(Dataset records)
┄┄┄┄┄┄┄┄┄┄┄┄┄┄┄┄┄┄┄┄
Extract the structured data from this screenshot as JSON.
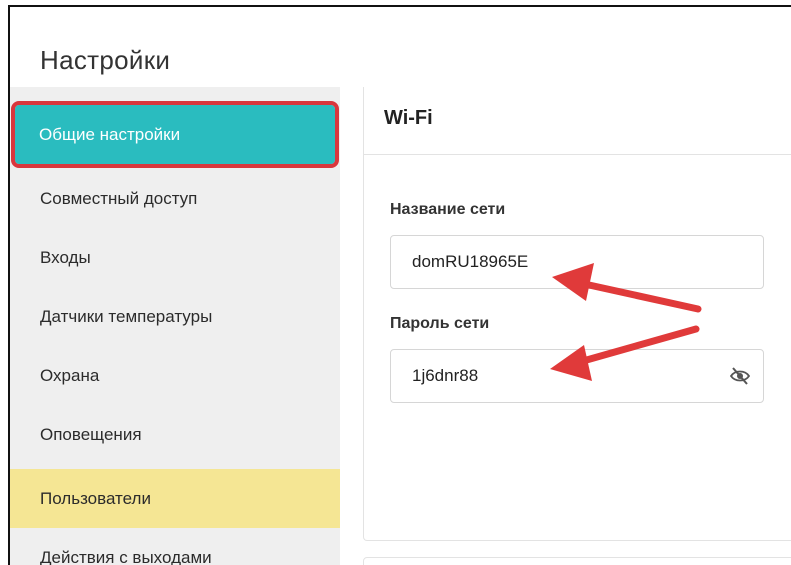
{
  "page": {
    "title": "Настройки"
  },
  "sidebar": {
    "items": [
      {
        "label": "Общие настройки"
      },
      {
        "label": "Совместный доступ"
      },
      {
        "label": "Входы"
      },
      {
        "label": "Датчики температуры"
      },
      {
        "label": "Охрана"
      },
      {
        "label": "Оповещения"
      },
      {
        "label": "Пользователи"
      },
      {
        "label": "Действия с выходами"
      }
    ]
  },
  "wifi": {
    "title": "Wi-Fi",
    "ssid_label": "Название сети",
    "ssid_value": "domRU18965E",
    "password_label": "Пароль сети",
    "password_value": "1j6dnr88",
    "visibility_icon": "eye-slash-icon"
  },
  "colors": {
    "active_item": "#2abcbf",
    "active_outline": "#d9363c",
    "highlight_item": "#f5e694",
    "annotation_arrow": "#e03a3a"
  }
}
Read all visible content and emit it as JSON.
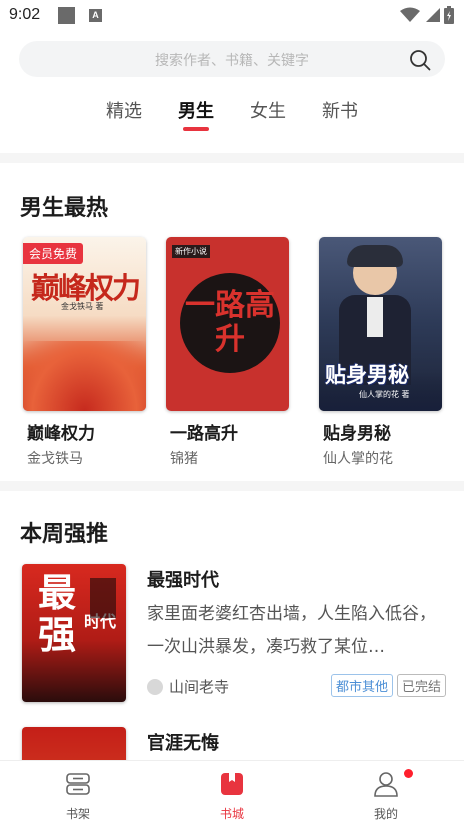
{
  "status_bar": {
    "time": "9:02",
    "notif_letter": "A"
  },
  "search": {
    "placeholder": "搜索作者、书籍、关键字"
  },
  "tabs": [
    {
      "label": "精选",
      "active": false
    },
    {
      "label": "男生",
      "active": true
    },
    {
      "label": "女生",
      "active": false
    },
    {
      "label": "新书",
      "active": false
    }
  ],
  "hot": {
    "title": "男生最热",
    "books": [
      {
        "title": "巅峰权力",
        "author": "金戈铁马",
        "badge": "会员免费",
        "cover_text": "巅峰权力",
        "cover_subtext": "金戈铁马 著"
      },
      {
        "title": "一路高升",
        "author": "锦猪",
        "cover_text": "一路高升",
        "cover_top": "新作小说"
      },
      {
        "title": "贴身男秘",
        "author": "仙人掌的花",
        "cover_text": "贴身男秘",
        "cover_subtext": "仙人掌的花 著"
      }
    ]
  },
  "weekly": {
    "title": "本周强推",
    "books": [
      {
        "title": "最强时代",
        "desc": "家里面老婆红杏出墙，人生陷入低谷，一次山洪暴发，凑巧救了某位…",
        "author": "山间老寺",
        "tags": [
          "都市其他",
          "已完结"
        ],
        "cover_text": "最强",
        "cover_sub": "时代"
      },
      {
        "title": "官涯无悔"
      }
    ]
  },
  "bottom_nav": [
    {
      "label": "书架",
      "active": false
    },
    {
      "label": "书城",
      "active": true
    },
    {
      "label": "我的",
      "active": false,
      "dot": true
    }
  ],
  "colors": {
    "accent": "#e8343f",
    "tag_blue": "#4c8fd6"
  }
}
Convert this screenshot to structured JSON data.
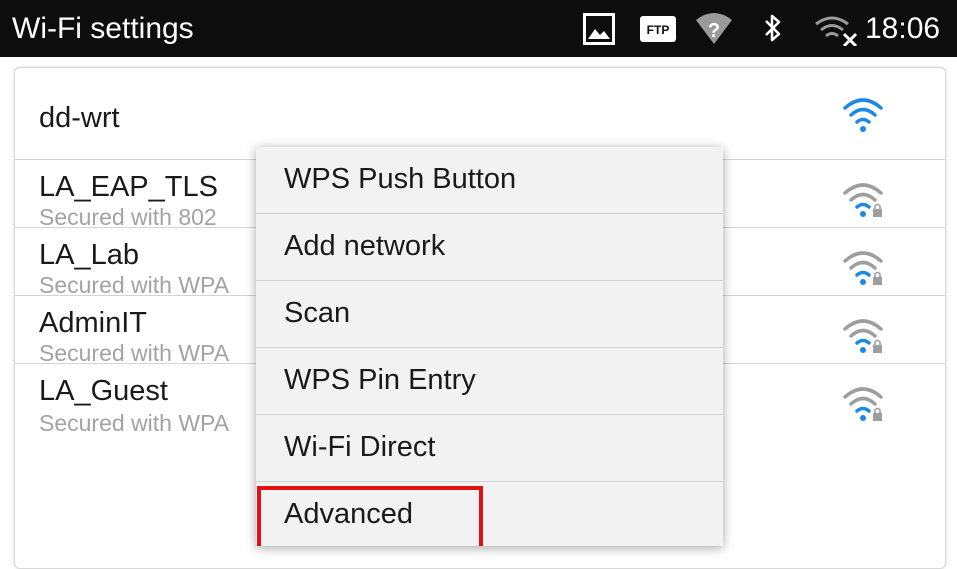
{
  "statusbar": {
    "title": "Wi-Fi settings",
    "time": "18:06",
    "icons": [
      "image-icon",
      "ftp-icon",
      "wifi-unknown-icon",
      "bluetooth-icon",
      "wifi-disconnected-icon"
    ],
    "ftp_label": "FTP",
    "unknown_glyph": "?"
  },
  "networks": [
    {
      "ssid": "dd-wrt",
      "security": "",
      "signal_color": "#1e88e5",
      "locked": false
    },
    {
      "ssid": "LA_EAP_TLS",
      "security": "Secured with 802",
      "signal_color": "#9e9e9e",
      "locked": true
    },
    {
      "ssid": "LA_Lab",
      "security": "Secured with WPA",
      "signal_color": "#9e9e9e",
      "locked": true
    },
    {
      "ssid": "AdminIT",
      "security": "Secured with WPA",
      "signal_color": "#9e9e9e",
      "locked": true
    },
    {
      "ssid": "LA_Guest",
      "security": "Secured with WPA",
      "signal_color": "#9e9e9e",
      "locked": true
    }
  ],
  "menu": {
    "items": [
      "WPS Push Button",
      "Add network",
      "Scan",
      "WPS Pin Entry",
      "Wi-Fi Direct",
      "Advanced"
    ],
    "highlighted": "Advanced",
    "highlight_color": "#e21212"
  },
  "colors": {
    "statusbar_bg": "#0d0d0d",
    "wifi_active": "#1e88e5",
    "wifi_inactive": "#9e9e9e",
    "secondary_text": "#a3a3a3"
  }
}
┄┄┄┄┄┄┄┄┄┄┄┄┄┄┄┄┄┄┄┄
Give back the entries verbatim. Do not include any picture.

**Solution to this task:**
Extract the structured data from this screenshot as JSON.
{
  "page": {
    "title": "Настройки"
  },
  "sidebar": {
    "items": [
      {
        "label": "Общие настройки"
      },
      {
        "label": "Совместный доступ"
      },
      {
        "label": "Входы"
      },
      {
        "label": "Датчики температуры"
      },
      {
        "label": "Охрана"
      },
      {
        "label": "Оповещения"
      },
      {
        "label": "Пользователи"
      },
      {
        "label": "Действия с выходами"
      }
    ]
  },
  "wifi": {
    "title": "Wi-Fi",
    "ssid_label": "Название сети",
    "ssid_value": "domRU18965E",
    "password_label": "Пароль сети",
    "password_value": "1j6dnr88",
    "visibility_icon": "eye-slash-icon"
  },
  "colors": {
    "active_item": "#2abcbf",
    "active_outline": "#d9363c",
    "highlight_item": "#f5e694",
    "annotation_arrow": "#e03a3a"
  }
}
Read all visible content and emit it as JSON.
{
  "status_bar": {
    "time": "9:02",
    "notif_letter": "A"
  },
  "search": {
    "placeholder": "搜索作者、书籍、关键字"
  },
  "tabs": [
    {
      "label": "精选",
      "active": false
    },
    {
      "label": "男生",
      "active": true
    },
    {
      "label": "女生",
      "active": false
    },
    {
      "label": "新书",
      "active": false
    }
  ],
  "hot": {
    "title": "男生最热",
    "books": [
      {
        "title": "巅峰权力",
        "author": "金戈铁马",
        "badge": "会员免费",
        "cover_text": "巅峰权力",
        "cover_subtext": "金戈铁马 著"
      },
      {
        "title": "一路高升",
        "author": "锦猪",
        "cover_text": "一路高升",
        "cover_top": "新作小说"
      },
      {
        "title": "贴身男秘",
        "author": "仙人掌的花",
        "cover_text": "贴身男秘",
        "cover_subtext": "仙人掌的花 著"
      }
    ]
  },
  "weekly": {
    "title": "本周强推",
    "books": [
      {
        "title": "最强时代",
        "desc": "家里面老婆红杏出墙，人生陷入低谷，一次山洪暴发，凑巧救了某位…",
        "author": "山间老寺",
        "tags": [
          "都市其他",
          "已完结"
        ],
        "cover_text": "最强",
        "cover_sub": "时代"
      },
      {
        "title": "官涯无悔"
      }
    ]
  },
  "bottom_nav": [
    {
      "label": "书架",
      "active": false
    },
    {
      "label": "书城",
      "active": true
    },
    {
      "label": "我的",
      "active": false,
      "dot": true
    }
  ],
  "colors": {
    "accent": "#e8343f",
    "tag_blue": "#4c8fd6"
  }
}
Convert this screenshot to structured JSON data.
{
  "statusbar": {
    "title": "Wi-Fi settings",
    "time": "18:06",
    "icons": [
      "image-icon",
      "ftp-icon",
      "wifi-unknown-icon",
      "bluetooth-icon",
      "wifi-disconnected-icon"
    ],
    "ftp_label": "FTP",
    "unknown_glyph": "?"
  },
  "networks": [
    {
      "ssid": "dd-wrt",
      "security": "",
      "signal_color": "#1e88e5",
      "locked": false
    },
    {
      "ssid": "LA_EAP_TLS",
      "security": "Secured with 802",
      "signal_color": "#9e9e9e",
      "locked": true
    },
    {
      "ssid": "LA_Lab",
      "security": "Secured with WPA",
      "signal_color": "#9e9e9e",
      "locked": true
    },
    {
      "ssid": "AdminIT",
      "security": "Secured with WPA",
      "signal_color": "#9e9e9e",
      "locked": true
    },
    {
      "ssid": "LA_Guest",
      "security": "Secured with WPA",
      "signal_color": "#9e9e9e",
      "locked": true
    }
  ],
  "menu": {
    "items": [
      "WPS Push Button",
      "Add network",
      "Scan",
      "WPS Pin Entry",
      "Wi-Fi Direct",
      "Advanced"
    ],
    "highlighted": "Advanced",
    "highlight_color": "#e21212"
  },
  "colors": {
    "statusbar_bg": "#0d0d0d",
    "wifi_active": "#1e88e5",
    "wifi_inactive": "#9e9e9e",
    "secondary_text": "#a3a3a3"
  }
}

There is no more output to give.